Exercise aim:
In the listing below, count the lines containing the string "hàng" and state only the number.

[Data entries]
----
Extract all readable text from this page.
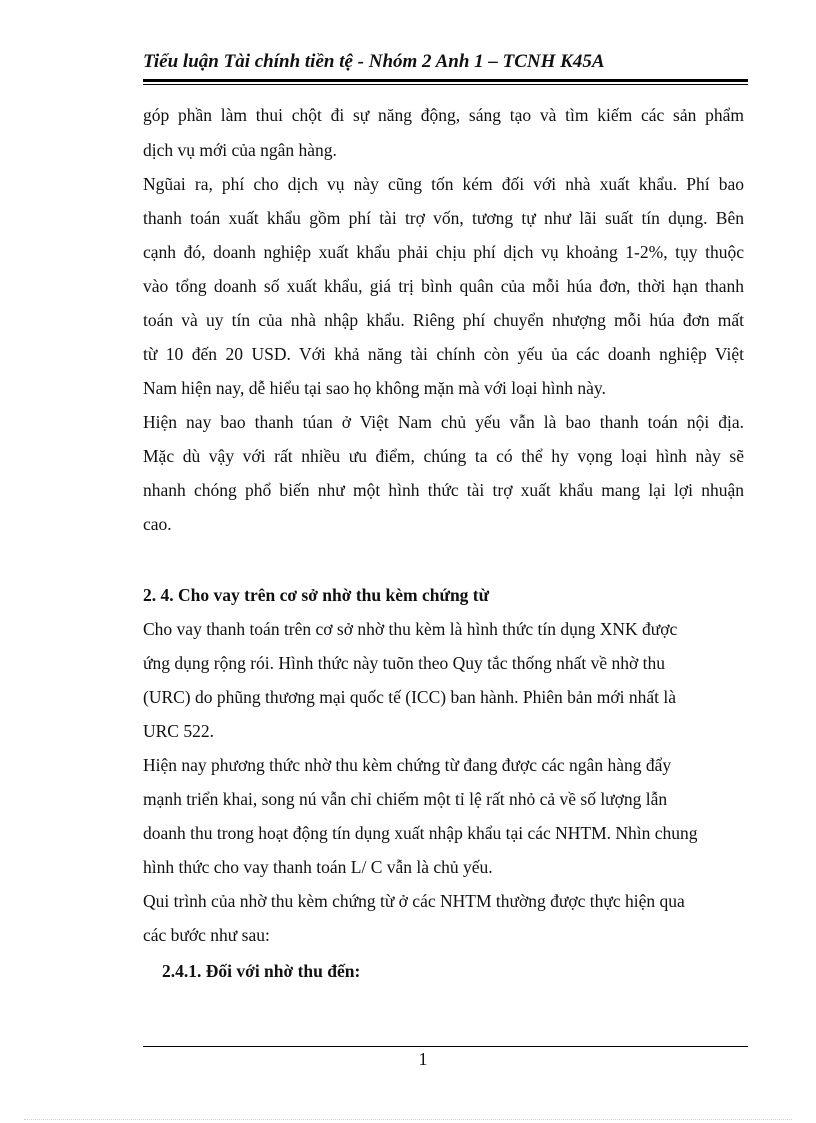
Tiểu luận Tài chính tiền tệ - Nhóm 2 Anh 1 – TCNH K45A
góp phần làm thui chột đi sự năng động, sáng tạo và tìm kiếm các sản phẩm
dịch vụ mới của ngân hàng.
Ngũai ra, phí cho dịch vụ này cũng tốn kém đối với nhà xuất khẩu. Phí bao
thanh toán xuất khẩu gồm phí tài trợ vốn, tương tự như lãi suất tín dụng. Bên
cạnh đó, doanh nghiệp xuất khẩu phải chịu phí dịch vụ khoảng 1-2%, tụy thuộc
vào tổng doanh số xuất khẩu, giá trị bình quân của mỗi húa đơn, thời hạn thanh
toán và uy tín của nhà nhập khẩu. Riêng phí chuyển nhượng mỗi húa đơn mất
từ 10 đến 20 USD. Với khả năng tài chính còn yếu ủa các doanh nghiệp Việt
Nam hiện nay, dễ hiểu tại sao họ không mặn mà với loại hình này.
Hiện nay bao thanh túan ở Việt Nam chủ yếu vẫn là bao thanh toán nội địa.
Mặc dù vậy với rất nhiều ưu điểm, chúng ta có thể hy vọng loại hình này sẽ
nhanh chóng phổ biến như một hình thức tài trợ xuất khẩu mang lại lợi nhuận
cao.
2. 4. Cho vay trên cơ sở nhờ thu kèm chứng từ
Cho vay thanh toán trên cơ sở nhờ thu kèm là hình thức tín dụng XNK được
ứng dụng rộng rói. Hình thức này tuõn theo Quy tắc thống nhất về nhờ thu
(URC) do phũng thương mại quốc tế (ICC) ban hành. Phiên bản mới nhất là
URC 522.
Hiện nay phương thức nhờ thu kèm chứng từ đang được các ngân hàng đẩy
mạnh triển khai, song nú vẫn chỉ chiếm một tỉ lệ rất nhỏ cả về số lượng lẫn
doanh thu trong hoạt động tín dụng xuất nhập khẩu tại các NHTM. Nhìn chung
hình thức cho vay thanh toán L/ C vẫn là chủ yếu.
Qui trình của nhờ thu kèm chứng từ ở các NHTM thường được thực hiện qua
các bước như sau:
2.4.1. Đối với nhờ thu đến:
1
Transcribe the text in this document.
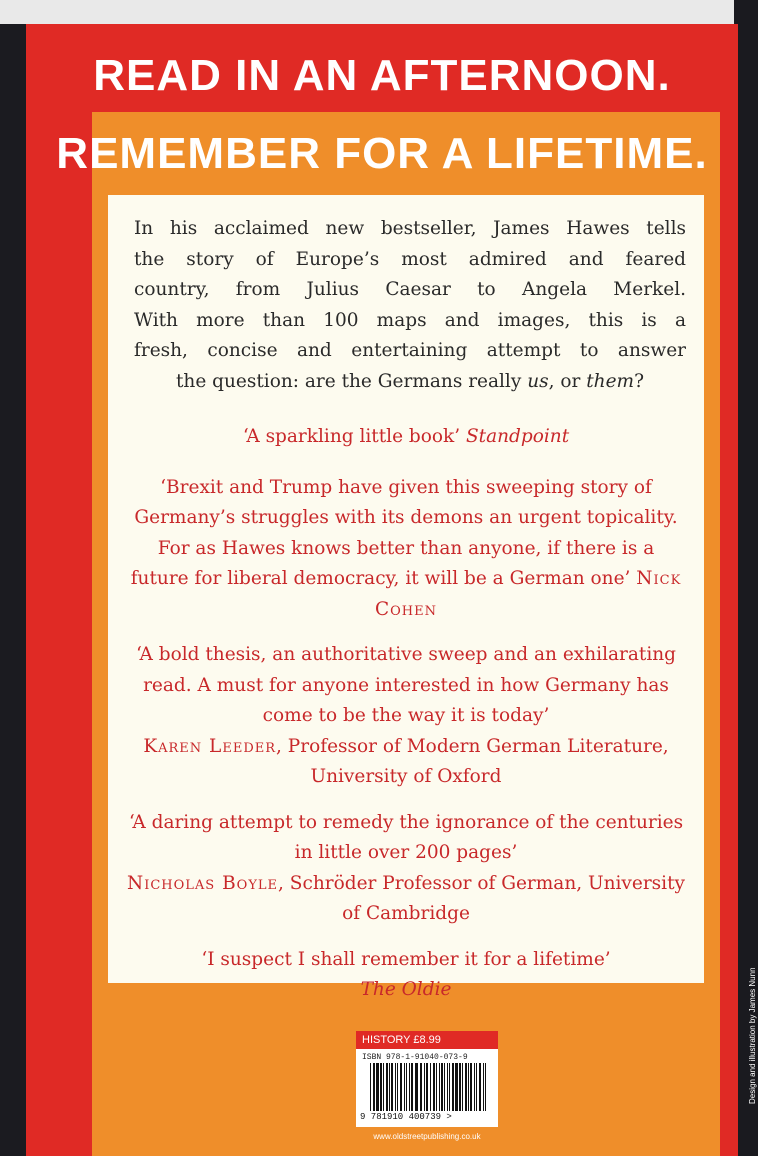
READ IN AN AFTERNOON.
REMEMBER FOR A LIFETIME.
In his acclaimed new bestseller, James Hawes tells
the story of Europe’s most admired and feared
country, from Julius Caesar to Angela Merkel.
With more than 100 maps and images, this is a
fresh, concise and entertaining attempt to answer
the question: are the Germans really us, or them?

‘A sparkling little book’ Standpoint

‘Brexit and Trump have given this sweeping story of Germany’s struggles with its demons an urgent topicality. For as Hawes knows better than anyone, if there is a future for liberal democracy, it will be a German one’ Nick Cohen

‘A bold thesis, an authoritative sweep and an exhilarating read. A must for anyone interested in how Germany has come to be the way it is today’
Karen Leeder, Professor of Modern German Literature, University of Oxford

‘A daring attempt to remedy the ignorance of the centuries in little over 200 pages’
Nicholas Boyle, Schröder Professor of German, University of Cambridge

‘I suspect I shall remember it for a lifetime’
The Oldie

HISTORY £8.99
ISBN 978-1-91040-073-9
9 781910 400739 >
www.oldstreetpublishing.co.uk
Design and illustration by James Nunn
----
Response to the task:
2